Requirements. Scan the material and copy every line in which "表示消防供水管用" appears.

[start Exercise input]

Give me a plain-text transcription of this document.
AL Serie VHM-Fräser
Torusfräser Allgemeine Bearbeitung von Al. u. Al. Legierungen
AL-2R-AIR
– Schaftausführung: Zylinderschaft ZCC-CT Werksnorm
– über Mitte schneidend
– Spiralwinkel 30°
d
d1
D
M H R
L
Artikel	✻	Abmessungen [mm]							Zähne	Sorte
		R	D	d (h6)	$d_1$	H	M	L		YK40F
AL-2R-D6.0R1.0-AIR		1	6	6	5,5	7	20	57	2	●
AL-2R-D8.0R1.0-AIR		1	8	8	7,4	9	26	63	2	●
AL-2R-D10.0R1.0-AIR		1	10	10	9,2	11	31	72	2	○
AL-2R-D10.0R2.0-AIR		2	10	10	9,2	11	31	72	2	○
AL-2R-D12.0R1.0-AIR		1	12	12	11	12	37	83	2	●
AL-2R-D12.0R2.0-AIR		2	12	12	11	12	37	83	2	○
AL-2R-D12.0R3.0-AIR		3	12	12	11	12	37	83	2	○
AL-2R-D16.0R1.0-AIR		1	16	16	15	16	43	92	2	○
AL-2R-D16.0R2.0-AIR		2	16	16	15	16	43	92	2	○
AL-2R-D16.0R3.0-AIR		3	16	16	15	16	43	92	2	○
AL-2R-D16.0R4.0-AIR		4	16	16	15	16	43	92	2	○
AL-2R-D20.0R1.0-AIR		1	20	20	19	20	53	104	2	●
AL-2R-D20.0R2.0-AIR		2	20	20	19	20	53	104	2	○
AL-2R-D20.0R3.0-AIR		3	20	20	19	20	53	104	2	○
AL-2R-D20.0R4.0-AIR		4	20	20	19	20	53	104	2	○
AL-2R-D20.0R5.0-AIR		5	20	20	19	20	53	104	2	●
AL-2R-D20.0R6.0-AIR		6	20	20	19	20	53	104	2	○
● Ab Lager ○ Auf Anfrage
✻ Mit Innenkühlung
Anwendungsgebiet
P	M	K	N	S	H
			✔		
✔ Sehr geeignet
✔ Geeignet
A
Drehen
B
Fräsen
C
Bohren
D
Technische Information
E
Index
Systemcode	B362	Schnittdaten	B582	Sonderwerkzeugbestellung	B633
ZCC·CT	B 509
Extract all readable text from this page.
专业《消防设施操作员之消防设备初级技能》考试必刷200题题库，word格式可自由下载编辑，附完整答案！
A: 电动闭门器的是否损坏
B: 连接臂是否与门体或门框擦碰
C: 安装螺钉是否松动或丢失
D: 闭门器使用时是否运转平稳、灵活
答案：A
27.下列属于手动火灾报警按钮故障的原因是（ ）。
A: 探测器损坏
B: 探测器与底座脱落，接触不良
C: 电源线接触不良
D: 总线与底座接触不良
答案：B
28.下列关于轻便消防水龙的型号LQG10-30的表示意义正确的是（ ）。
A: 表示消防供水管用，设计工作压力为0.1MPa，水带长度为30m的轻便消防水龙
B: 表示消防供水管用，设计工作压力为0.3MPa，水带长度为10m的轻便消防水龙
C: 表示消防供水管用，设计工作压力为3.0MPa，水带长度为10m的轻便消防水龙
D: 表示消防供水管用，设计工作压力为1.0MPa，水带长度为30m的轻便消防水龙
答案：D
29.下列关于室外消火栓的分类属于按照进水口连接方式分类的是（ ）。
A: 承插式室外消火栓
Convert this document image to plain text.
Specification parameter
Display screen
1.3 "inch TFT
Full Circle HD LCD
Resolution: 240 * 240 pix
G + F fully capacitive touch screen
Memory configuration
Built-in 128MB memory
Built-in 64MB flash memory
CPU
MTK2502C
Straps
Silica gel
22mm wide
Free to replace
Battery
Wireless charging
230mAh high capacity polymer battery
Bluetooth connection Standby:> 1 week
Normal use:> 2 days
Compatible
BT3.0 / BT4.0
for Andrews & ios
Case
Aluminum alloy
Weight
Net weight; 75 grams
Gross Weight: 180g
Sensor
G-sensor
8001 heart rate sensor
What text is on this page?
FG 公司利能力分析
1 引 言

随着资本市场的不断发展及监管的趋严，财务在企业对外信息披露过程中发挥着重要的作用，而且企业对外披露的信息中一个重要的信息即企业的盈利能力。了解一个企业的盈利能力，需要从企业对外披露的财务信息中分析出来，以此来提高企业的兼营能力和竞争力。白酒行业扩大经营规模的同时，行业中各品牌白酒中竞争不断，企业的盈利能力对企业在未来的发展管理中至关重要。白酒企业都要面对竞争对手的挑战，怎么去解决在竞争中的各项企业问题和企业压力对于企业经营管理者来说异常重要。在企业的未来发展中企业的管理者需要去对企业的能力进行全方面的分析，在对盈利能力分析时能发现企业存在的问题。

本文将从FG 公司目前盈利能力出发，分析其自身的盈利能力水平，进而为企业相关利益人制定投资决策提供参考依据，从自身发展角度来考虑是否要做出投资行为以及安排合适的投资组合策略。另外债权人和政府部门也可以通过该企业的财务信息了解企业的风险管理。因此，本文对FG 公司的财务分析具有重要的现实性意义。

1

[end Exercise input]

Written response.
A: 表示消防供水管用，设计工作压力为0.1MPa，水带长度为30m的轻便消防水龙
B: 表示消防供水管用，设计工作压力为0.3MPa，水带长度为10m的轻便消防水龙
C: 表示消防供水管用，设计工作压力为3.0MPa，水带长度为10m的轻便消防水龙
D: 表示消防供水管用，设计工作压力为1.0MPa，水带长度为30m的轻便消防水龙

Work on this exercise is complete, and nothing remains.